Collected data
>>>
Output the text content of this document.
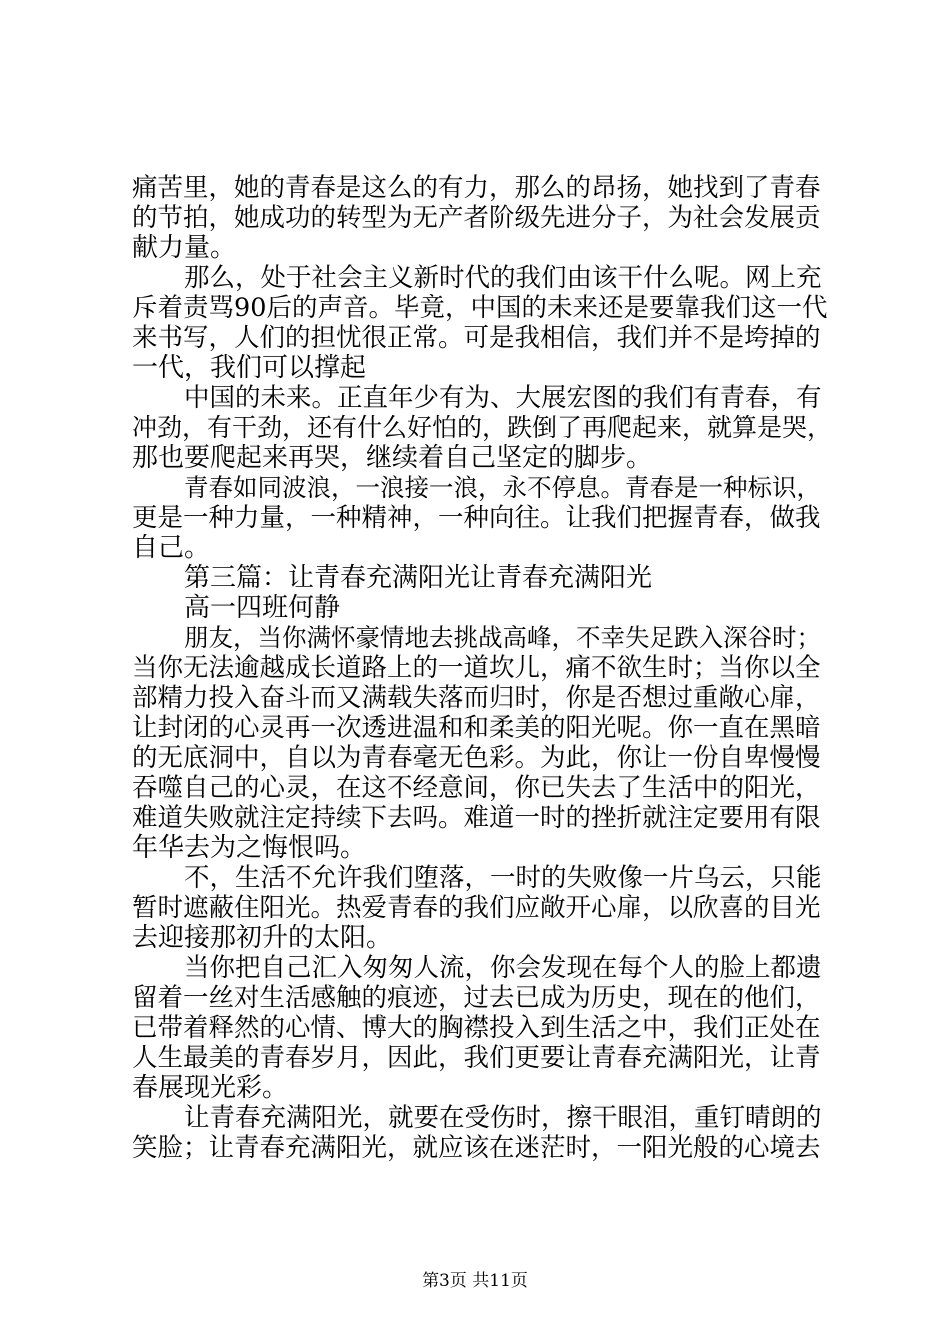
痛苦里，她的青春是这么的有力，那么的昂扬，她找到了青春
的节拍，她成功的转型为无产者阶级先进分子，为社会发展贡
献力量。
那么，处于社会主义新时代的我们由该干什么呢。网上充
斥着责骂90后的声音。毕竟，中国的未来还是要靠我们这一代
来书写，人们的担忧很正常。可是我相信，我们并不是垮掉的
一代，我们可以撑起
中国的未来。正直年少有为、大展宏图的我们有青春，有
冲劲，有干劲，还有什么好怕的，跌倒了再爬起来，就算是哭，
那也要爬起来再哭，继续着自己坚定的脚步。
青春如同波浪，一浪接一浪，永不停息。青春是一种标识，
更是一种力量，一种精神，一种向往。让我们把握青春，做我
自己。
第三篇：让青春充满阳光让青春充满阳光
高一四班何静
朋友，当你满怀豪情地去挑战高峰，不幸失足跌入深谷时；
当你无法逾越成长道路上的一道坎儿，痛不欲生时；当你以全
部精力投入奋斗而又满载失落而归时，你是否想过重敞心扉，
让封闭的心灵再一次透进温和和柔美的阳光呢。你一直在黑暗
的无底洞中，自以为青春毫无色彩。为此，你让一份自卑慢慢
吞噬自己的心灵，在这不经意间，你已失去了生活中的阳光，
难道失败就注定持续下去吗。难道一时的挫折就注定要用有限
年华去为之悔恨吗。
不，生活不允许我们堕落，一时的失败像一片乌云，只能
暂时遮蔽住阳光。热爱青春的我们应敞开心扉，以欣喜的目光
去迎接那初升的太阳。
当你把自己汇入匆匆人流，你会发现在每个人的脸上都遗
留着一丝对生活感触的痕迹，过去已成为历史，现在的他们，
已带着释然的心情、博大的胸襟投入到生活之中，我们正处在
人生最美的青春岁月，因此，我们更要让青春充满阳光，让青
春展现光彩。
让青春充满阳光，就要在受伤时，擦干眼泪，重钉晴朗的
笑脸；让青春充满阳光，就应该在迷茫时，一阳光般的心境去
第3页 共11页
<<<
■ **JOB**
Pictures in the records above are not copied; print everything else exactly.

■ **EXPECTED ANSWER**
Output the text content of this document.
痛苦里，她的青春是这么的有力，那么的昂扬，她找到了青春
的节拍，她成功的转型为无产者阶级先进分子，为社会发展贡
献力量。
那么，处于社会主义新时代的我们由该干什么呢。网上充
斥着责骂90后的声音。毕竟，中国的未来还是要靠我们这一代
来书写，人们的担忧很正常。可是我相信，我们并不是垮掉的
一代，我们可以撑起
中国的未来。正直年少有为、大展宏图的我们有青春，有
冲劲，有干劲，还有什么好怕的，跌倒了再爬起来，就算是哭，
那也要爬起来再哭，继续着自己坚定的脚步。
青春如同波浪，一浪接一浪，永不停息。青春是一种标识，
更是一种力量，一种精神，一种向往。让我们把握青春，做我
自己。
第三篇：让青春充满阳光让青春充满阳光
高一四班何静
朋友，当你满怀豪情地去挑战高峰，不幸失足跌入深谷时；
当你无法逾越成长道路上的一道坎儿，痛不欲生时；当你以全
部精力投入奋斗而又满载失落而归时，你是否想过重敞心扉，
让封闭的心灵再一次透进温和和柔美的阳光呢。你一直在黑暗
的无底洞中，自以为青春毫无色彩。为此，你让一份自卑慢慢
吞噬自己的心灵，在这不经意间，你已失去了生活中的阳光，
难道失败就注定持续下去吗。难道一时的挫折就注定要用有限
年华去为之悔恨吗。
不，生活不允许我们堕落，一时的失败像一片乌云，只能
暂时遮蔽住阳光。热爱青春的我们应敞开心扉，以欣喜的目光
去迎接那初升的太阳。
当你把自己汇入匆匆人流，你会发现在每个人的脸上都遗
留着一丝对生活感触的痕迹，过去已成为历史，现在的他们，
已带着释然的心情、博大的胸襟投入到生活之中，我们正处在
人生最美的青春岁月，因此，我们更要让青春充满阳光，让青
春展现光彩。
让青春充满阳光，就要在受伤时，擦干眼泪，重钉晴朗的
笑脸；让青春充满阳光，就应该在迷茫时，一阳光般的心境去
第3页 共11页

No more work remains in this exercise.